Reproduce everything from the start of the records down to and including the line containing "square-b7 [109, 97, 132, 104]", swapping "front-apron" for "front-rail" and leaving all else unchanged.

** START OF Records supplied **

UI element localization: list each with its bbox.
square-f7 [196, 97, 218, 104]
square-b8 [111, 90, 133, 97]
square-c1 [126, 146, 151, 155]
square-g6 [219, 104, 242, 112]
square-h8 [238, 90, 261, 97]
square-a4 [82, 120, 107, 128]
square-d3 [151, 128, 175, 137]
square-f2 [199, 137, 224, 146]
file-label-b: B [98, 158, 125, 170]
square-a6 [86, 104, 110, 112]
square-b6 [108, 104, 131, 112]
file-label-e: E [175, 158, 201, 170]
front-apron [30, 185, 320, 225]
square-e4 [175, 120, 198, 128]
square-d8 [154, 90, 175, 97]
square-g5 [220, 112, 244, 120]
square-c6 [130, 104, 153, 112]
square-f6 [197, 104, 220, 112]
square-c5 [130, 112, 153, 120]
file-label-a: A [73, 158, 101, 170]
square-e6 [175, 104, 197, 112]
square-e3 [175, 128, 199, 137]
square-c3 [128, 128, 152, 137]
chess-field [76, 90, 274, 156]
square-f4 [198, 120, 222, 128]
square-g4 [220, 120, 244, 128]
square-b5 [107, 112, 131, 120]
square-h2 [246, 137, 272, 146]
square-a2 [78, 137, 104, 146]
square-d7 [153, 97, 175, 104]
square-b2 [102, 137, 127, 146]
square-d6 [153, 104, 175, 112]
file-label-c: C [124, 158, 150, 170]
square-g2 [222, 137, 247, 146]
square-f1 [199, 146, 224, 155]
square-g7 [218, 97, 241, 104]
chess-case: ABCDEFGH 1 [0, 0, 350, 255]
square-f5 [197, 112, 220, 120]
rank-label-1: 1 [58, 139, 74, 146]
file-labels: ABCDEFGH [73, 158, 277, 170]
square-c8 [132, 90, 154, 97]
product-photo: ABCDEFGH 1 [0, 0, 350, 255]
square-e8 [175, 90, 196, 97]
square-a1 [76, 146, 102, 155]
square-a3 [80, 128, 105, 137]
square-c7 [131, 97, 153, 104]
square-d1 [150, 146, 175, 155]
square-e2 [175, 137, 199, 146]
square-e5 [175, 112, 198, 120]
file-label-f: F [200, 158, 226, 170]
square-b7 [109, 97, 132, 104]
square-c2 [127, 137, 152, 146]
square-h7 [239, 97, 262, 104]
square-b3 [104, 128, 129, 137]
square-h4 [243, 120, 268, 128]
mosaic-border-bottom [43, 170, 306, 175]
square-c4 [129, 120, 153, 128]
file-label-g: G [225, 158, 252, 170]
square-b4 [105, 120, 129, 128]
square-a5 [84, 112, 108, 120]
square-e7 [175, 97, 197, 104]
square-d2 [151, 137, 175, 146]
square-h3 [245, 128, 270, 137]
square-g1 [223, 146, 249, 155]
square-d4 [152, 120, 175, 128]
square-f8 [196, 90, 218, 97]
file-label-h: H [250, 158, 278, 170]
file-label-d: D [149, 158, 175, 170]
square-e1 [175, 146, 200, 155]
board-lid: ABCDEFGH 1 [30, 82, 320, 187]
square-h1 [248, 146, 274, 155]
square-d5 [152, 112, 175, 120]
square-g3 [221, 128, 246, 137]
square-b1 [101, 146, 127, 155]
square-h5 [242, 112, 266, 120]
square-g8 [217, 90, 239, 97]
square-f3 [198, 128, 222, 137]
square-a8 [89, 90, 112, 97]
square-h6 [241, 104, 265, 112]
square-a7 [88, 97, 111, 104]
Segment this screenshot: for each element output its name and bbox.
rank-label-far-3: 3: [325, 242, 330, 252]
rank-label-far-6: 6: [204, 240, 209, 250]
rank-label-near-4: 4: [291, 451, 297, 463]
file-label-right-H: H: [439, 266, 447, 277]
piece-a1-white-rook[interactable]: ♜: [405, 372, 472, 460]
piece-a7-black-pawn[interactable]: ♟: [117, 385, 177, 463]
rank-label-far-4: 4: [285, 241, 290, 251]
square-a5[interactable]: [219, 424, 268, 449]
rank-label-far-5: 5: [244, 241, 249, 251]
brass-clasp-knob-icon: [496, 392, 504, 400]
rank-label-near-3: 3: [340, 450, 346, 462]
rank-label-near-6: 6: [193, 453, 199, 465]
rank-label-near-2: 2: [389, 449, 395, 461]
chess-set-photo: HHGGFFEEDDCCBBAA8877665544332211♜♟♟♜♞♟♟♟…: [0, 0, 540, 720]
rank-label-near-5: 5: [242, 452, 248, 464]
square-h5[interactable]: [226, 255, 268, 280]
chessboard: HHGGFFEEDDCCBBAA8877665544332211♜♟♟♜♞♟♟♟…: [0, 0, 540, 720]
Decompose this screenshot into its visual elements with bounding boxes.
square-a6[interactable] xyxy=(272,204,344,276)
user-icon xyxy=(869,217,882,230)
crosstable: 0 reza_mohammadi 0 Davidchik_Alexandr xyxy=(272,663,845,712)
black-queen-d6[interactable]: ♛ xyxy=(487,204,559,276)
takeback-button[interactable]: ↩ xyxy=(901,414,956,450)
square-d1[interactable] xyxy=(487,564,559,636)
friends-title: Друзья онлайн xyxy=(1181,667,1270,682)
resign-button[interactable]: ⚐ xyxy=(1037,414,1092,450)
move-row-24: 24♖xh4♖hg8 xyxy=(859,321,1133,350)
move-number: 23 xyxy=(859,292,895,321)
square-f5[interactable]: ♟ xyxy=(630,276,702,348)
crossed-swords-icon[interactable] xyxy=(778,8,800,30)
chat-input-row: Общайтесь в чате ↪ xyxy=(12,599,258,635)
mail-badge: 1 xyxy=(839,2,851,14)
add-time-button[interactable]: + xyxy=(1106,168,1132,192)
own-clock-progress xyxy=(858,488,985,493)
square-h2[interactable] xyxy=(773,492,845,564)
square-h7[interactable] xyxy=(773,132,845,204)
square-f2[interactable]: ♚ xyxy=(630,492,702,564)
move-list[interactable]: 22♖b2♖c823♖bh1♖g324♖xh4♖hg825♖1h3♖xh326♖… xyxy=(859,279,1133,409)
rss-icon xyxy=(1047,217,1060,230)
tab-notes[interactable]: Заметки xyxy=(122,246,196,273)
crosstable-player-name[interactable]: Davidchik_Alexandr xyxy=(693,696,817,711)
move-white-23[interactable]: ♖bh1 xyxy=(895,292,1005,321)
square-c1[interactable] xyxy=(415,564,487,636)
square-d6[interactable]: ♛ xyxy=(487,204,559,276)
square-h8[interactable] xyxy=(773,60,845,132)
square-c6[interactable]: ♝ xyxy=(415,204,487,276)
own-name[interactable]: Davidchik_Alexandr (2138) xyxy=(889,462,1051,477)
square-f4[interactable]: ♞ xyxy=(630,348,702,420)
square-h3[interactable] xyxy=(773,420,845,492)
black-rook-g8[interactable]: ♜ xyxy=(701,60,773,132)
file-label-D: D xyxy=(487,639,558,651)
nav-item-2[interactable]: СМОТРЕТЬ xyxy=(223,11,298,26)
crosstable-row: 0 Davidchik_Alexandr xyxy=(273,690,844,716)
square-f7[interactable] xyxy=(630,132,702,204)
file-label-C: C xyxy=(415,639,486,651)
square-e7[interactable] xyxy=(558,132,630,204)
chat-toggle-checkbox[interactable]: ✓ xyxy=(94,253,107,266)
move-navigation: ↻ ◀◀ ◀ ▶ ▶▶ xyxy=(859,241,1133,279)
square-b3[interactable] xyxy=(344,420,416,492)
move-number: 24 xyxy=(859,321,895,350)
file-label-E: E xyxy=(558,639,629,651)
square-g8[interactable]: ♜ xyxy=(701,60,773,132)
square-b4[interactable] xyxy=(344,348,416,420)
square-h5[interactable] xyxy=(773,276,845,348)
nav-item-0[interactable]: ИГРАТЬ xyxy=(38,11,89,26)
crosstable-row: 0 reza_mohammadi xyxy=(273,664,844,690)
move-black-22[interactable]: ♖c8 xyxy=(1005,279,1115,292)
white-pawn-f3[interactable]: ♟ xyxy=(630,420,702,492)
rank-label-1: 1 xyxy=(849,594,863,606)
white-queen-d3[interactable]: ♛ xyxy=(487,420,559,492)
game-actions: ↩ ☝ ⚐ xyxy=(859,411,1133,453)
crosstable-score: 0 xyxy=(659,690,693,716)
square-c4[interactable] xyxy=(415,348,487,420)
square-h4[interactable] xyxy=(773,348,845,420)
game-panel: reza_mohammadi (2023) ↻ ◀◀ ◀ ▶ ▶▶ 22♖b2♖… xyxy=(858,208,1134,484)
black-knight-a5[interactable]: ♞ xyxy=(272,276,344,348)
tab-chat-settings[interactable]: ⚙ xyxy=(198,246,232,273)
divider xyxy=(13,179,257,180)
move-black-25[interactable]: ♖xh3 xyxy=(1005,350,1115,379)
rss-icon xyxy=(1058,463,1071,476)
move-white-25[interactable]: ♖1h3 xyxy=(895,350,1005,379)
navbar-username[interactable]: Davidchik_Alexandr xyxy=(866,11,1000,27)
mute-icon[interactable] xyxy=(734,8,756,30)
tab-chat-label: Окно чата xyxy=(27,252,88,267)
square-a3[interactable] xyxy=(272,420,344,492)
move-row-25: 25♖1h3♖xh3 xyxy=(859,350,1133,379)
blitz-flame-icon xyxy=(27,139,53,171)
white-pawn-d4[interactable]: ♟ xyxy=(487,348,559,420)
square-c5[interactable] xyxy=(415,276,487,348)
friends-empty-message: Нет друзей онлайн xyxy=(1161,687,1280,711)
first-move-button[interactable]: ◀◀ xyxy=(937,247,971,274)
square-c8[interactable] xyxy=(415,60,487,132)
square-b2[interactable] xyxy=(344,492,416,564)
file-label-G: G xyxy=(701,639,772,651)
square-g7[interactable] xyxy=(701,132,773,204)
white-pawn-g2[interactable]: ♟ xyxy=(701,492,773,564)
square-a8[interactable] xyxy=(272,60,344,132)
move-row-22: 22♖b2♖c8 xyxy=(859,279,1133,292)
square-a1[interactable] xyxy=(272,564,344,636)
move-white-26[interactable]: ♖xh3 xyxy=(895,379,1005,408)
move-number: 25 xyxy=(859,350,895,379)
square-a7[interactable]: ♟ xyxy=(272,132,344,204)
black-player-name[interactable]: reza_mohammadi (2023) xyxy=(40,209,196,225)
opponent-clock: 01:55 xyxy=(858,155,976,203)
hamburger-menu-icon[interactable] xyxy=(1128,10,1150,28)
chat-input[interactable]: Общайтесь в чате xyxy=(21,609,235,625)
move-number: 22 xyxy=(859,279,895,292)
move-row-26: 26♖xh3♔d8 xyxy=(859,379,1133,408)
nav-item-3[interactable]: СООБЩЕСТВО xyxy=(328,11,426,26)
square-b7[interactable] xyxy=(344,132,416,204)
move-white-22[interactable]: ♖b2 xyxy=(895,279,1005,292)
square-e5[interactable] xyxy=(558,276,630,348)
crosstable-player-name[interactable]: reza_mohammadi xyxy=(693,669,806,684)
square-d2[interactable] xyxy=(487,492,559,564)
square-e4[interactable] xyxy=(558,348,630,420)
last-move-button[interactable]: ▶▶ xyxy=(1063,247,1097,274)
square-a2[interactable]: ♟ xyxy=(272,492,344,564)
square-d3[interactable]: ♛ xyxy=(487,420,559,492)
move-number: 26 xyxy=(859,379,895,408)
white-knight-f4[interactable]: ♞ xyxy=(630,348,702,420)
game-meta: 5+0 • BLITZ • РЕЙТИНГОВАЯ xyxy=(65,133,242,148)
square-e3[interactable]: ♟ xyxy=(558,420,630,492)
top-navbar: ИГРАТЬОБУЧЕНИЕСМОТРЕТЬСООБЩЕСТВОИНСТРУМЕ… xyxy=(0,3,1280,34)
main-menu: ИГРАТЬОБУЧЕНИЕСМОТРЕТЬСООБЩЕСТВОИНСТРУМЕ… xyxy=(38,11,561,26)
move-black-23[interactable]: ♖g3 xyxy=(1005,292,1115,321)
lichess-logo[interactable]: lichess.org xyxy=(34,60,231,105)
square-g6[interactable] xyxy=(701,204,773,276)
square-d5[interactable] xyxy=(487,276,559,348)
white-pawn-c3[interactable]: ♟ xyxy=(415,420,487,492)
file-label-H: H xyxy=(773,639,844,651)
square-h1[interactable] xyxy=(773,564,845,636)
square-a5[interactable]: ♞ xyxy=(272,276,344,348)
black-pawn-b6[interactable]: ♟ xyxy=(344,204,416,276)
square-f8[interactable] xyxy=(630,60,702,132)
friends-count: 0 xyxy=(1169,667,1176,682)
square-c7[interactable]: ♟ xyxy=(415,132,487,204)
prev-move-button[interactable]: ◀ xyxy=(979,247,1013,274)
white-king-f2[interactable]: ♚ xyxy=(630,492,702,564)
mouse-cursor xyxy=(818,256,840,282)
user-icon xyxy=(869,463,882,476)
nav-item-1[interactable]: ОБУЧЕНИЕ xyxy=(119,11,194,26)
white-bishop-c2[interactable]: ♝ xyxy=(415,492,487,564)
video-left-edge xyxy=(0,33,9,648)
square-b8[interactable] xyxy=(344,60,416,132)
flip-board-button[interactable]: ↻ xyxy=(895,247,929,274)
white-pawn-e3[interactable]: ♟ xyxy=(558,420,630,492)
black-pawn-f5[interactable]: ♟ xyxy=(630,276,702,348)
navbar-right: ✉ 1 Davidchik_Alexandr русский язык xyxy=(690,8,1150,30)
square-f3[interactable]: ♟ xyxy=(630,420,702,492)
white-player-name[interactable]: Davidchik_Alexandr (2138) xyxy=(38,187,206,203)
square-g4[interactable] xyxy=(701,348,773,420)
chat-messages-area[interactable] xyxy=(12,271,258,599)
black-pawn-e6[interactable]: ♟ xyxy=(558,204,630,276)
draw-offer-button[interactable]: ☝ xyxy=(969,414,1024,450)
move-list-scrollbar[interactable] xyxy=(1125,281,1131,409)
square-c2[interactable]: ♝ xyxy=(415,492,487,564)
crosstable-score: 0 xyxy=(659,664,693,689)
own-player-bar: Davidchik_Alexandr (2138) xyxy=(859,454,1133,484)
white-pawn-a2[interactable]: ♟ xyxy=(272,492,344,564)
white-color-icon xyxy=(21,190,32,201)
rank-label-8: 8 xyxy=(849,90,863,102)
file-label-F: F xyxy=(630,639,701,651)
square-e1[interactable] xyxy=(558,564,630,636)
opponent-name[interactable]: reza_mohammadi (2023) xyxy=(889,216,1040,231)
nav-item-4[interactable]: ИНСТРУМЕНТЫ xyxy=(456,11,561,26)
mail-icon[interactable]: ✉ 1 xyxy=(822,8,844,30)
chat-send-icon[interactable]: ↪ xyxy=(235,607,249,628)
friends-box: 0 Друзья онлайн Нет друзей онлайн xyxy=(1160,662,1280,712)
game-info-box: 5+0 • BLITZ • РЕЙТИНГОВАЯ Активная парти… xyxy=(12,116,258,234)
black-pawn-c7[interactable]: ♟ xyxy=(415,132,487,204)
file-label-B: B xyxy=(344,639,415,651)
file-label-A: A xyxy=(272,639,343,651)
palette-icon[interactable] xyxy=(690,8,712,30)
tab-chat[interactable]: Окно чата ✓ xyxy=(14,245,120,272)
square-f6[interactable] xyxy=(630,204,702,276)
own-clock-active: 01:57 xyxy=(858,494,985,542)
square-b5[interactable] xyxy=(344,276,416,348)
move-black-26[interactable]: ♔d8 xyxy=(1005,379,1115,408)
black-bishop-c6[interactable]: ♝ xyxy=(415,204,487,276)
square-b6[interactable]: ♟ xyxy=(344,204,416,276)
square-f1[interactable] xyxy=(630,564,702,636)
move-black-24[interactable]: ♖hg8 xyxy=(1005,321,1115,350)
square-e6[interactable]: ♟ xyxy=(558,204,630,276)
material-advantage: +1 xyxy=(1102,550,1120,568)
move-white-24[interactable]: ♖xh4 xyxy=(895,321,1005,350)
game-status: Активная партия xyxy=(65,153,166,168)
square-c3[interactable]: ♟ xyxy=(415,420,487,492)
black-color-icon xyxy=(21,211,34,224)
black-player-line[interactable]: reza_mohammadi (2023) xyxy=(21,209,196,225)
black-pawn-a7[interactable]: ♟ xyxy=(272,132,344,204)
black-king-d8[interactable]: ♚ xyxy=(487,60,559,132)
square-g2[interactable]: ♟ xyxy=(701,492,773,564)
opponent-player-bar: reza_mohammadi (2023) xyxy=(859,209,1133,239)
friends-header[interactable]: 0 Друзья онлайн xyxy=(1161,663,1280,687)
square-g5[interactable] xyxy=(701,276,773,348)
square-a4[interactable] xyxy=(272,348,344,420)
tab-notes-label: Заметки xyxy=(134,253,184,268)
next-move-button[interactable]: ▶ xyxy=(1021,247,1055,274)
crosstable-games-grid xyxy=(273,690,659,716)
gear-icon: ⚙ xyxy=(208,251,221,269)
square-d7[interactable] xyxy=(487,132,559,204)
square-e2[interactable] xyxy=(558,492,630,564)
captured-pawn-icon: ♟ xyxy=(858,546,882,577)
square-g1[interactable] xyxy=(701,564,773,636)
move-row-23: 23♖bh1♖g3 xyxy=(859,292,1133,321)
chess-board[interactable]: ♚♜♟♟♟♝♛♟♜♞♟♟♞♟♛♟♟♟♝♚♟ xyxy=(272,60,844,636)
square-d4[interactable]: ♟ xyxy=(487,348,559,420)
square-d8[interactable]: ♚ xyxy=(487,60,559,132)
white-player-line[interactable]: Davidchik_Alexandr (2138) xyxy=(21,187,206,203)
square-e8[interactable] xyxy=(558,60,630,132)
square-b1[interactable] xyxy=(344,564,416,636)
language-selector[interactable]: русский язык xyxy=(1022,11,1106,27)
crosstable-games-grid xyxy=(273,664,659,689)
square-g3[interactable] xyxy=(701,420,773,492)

** END OF Records supplied **

Solution to this exercise:
UI element localization: list each with its bbox.
square-f7 [196, 97, 218, 104]
square-b8 [111, 90, 133, 97]
square-c1 [126, 146, 151, 155]
square-g6 [219, 104, 242, 112]
square-h8 [238, 90, 261, 97]
square-a4 [82, 120, 107, 128]
square-d3 [151, 128, 175, 137]
square-f2 [199, 137, 224, 146]
file-label-b: B [98, 158, 125, 170]
square-a6 [86, 104, 110, 112]
square-b6 [108, 104, 131, 112]
file-label-e: E [175, 158, 201, 170]
front-rail [30, 185, 320, 225]
square-e4 [175, 120, 198, 128]
square-d8 [154, 90, 175, 97]
square-g5 [220, 112, 244, 120]
square-c6 [130, 104, 153, 112]
square-f6 [197, 104, 220, 112]
square-c5 [130, 112, 153, 120]
file-label-a: A [73, 158, 101, 170]
square-e6 [175, 104, 197, 112]
square-e3 [175, 128, 199, 137]
square-c3 [128, 128, 152, 137]
chess-field [76, 90, 274, 156]
square-f4 [198, 120, 222, 128]
square-g4 [220, 120, 244, 128]
square-b5 [107, 112, 131, 120]
square-h2 [246, 137, 272, 146]
square-a2 [78, 137, 104, 146]
square-d7 [153, 97, 175, 104]
square-b2 [102, 137, 127, 146]
square-d6 [153, 104, 175, 112]
file-label-c: C [124, 158, 150, 170]
square-g2 [222, 137, 247, 146]
square-f1 [199, 146, 224, 155]
square-g7 [218, 97, 241, 104]
chess-case: ABCDEFGH 1 [0, 0, 350, 255]
square-f5 [197, 112, 220, 120]
rank-label-1: 1 [58, 139, 74, 146]
file-labels: ABCDEFGH [73, 158, 277, 170]
square-c8 [132, 90, 154, 97]
product-photo: ABCDEFGH 1 [0, 0, 350, 255]
square-e8 [175, 90, 196, 97]
square-a1 [76, 146, 102, 155]
square-a3 [80, 128, 105, 137]
square-c7 [131, 97, 153, 104]
square-d1 [150, 146, 175, 155]
square-e2 [175, 137, 199, 146]
square-e5 [175, 112, 198, 120]
file-label-f: F [200, 158, 226, 170]
square-b7 [109, 97, 132, 104]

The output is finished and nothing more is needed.